**EXTRACTED DATA**.
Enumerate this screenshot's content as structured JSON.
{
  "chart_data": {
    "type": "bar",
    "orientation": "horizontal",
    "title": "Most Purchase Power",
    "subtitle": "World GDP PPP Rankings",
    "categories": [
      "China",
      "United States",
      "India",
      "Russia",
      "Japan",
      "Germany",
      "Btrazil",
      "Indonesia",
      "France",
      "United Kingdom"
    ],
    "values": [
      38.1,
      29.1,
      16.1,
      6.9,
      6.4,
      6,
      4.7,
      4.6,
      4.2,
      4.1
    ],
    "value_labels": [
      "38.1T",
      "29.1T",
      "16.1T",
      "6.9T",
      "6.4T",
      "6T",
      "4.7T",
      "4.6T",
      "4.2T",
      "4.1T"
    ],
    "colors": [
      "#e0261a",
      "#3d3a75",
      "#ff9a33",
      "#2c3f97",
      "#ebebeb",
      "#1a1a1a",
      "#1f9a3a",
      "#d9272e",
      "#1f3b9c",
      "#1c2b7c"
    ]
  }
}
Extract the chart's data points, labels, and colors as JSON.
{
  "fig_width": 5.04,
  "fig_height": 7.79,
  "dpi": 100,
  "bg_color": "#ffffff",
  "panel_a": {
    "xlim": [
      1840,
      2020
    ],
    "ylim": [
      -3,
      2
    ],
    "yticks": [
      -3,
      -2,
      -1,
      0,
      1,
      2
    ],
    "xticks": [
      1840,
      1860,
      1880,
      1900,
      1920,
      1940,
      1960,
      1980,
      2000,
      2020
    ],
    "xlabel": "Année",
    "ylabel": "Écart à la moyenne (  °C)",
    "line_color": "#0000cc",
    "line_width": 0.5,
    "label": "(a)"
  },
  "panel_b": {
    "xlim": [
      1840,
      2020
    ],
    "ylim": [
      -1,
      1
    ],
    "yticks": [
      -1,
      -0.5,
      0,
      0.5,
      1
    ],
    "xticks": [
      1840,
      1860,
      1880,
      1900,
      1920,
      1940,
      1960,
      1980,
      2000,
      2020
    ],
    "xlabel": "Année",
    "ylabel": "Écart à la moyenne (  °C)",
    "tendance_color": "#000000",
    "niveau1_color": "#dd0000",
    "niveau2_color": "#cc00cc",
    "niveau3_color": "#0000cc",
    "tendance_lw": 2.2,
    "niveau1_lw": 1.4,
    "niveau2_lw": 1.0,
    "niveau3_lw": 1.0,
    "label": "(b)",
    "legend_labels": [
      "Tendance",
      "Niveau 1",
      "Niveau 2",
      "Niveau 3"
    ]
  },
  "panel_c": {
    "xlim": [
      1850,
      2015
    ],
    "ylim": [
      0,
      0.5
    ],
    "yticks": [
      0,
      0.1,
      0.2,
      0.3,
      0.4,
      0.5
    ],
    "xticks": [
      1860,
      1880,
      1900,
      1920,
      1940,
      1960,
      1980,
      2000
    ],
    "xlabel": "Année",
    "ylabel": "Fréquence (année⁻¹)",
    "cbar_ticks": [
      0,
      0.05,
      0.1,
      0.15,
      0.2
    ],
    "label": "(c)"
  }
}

**PROBLEM DETAILS**. From the preceding material, extract every line exactly.

**SOLUTION BELOW**.
Enumerate this screenshot's content as structured JSON.
{
  "chart_data": {
    "type": "bar",
    "orientation": "horizontal",
    "title": "Most Purchase Power",
    "subtitle": "World GDP PPP Rankings",
    "categories": [
      "China",
      "United States",
      "India",
      "Russia",
      "Japan",
      "Germany",
      "Btrazil",
      "Indonesia",
      "France",
      "United Kingdom"
    ],
    "values": [
      38.1,
      29.1,
      16.1,
      6.9,
      6.4,
      6,
      4.7,
      4.6,
      4.2,
      4.1
    ],
    "value_labels": [
      "38.1T",
      "29.1T",
      "16.1T",
      "6.9T",
      "6.4T",
      "6T",
      "4.7T",
      "4.6T",
      "4.2T",
      "4.1T"
    ],
    "colors": [
      "#e0261a",
      "#3d3a75",
      "#ff9a33",
      "#2c3f97",
      "#ebebeb",
      "#1a1a1a",
      "#1f9a3a",
      "#d9272e",
      "#1f3b9c",
      "#1c2b7c"
    ]
  }
}
Extract the chart's data points, labels, and colors as JSON.
{
  "fig_width": 5.04,
  "fig_height": 7.79,
  "dpi": 100,
  "bg_color": "#ffffff",
  "panel_a": {
    "xlim": [
      1840,
      2020
    ],
    "ylim": [
      -3,
      2
    ],
    "yticks": [
      -3,
      -2,
      -1,
      0,
      1,
      2
    ],
    "xticks": [
      1840,
      1860,
      1880,
      1900,
      1920,
      1940,
      1960,
      1980,
      2000,
      2020
    ],
    "xlabel": "Année",
    "ylabel": "Écart à la moyenne (  °C)",
    "line_color": "#0000cc",
    "line_width": 0.5,
    "label": "(a)"
  },
  "panel_b": {
    "xlim": [
      1840,
      2020
    ],
    "ylim": [
      -1,
      1
    ],
    "yticks": [
      -1,
      -0.5,
      0,
      0.5,
      1
    ],
    "xticks": [
      1840,
      1860,
      1880,
      1900,
      1920,
      1940,
      1960,
      1980,
      2000,
      2020
    ],
    "xlabel": "Année",
    "ylabel": "Écart à la moyenne (  °C)",
    "tendance_color": "#000000",
    "niveau1_color": "#dd0000",
    "niveau2_color": "#cc00cc",
    "niveau3_color": "#0000cc",
    "tendance_lw": 2.2,
    "niveau1_lw": 1.4,
    "niveau2_lw": 1.0,
    "niveau3_lw": 1.0,
    "label": "(b)",
    "legend_labels": [
      "Tendance",
      "Niveau 1",
      "Niveau 2",
      "Niveau 3"
    ]
  },
  "panel_c": {
    "xlim": [
      1850,
      2015
    ],
    "ylim": [
      0,
      0.5
    ],
    "yticks": [
      0,
      0.1,
      0.2,
      0.3,
      0.4,
      0.5
    ],
    "xticks": [
      1860,
      1880,
      1900,
      1920,
      1940,
      1960,
      1980,
      2000
    ],
    "xlabel": "Année",
    "ylabel": "Fréquence (année⁻¹)",
    "cbar_ticks": [
      0,
      0.05,
      0.1,
      0.15,
      0.2
    ],
    "label": "(c)"
  }
}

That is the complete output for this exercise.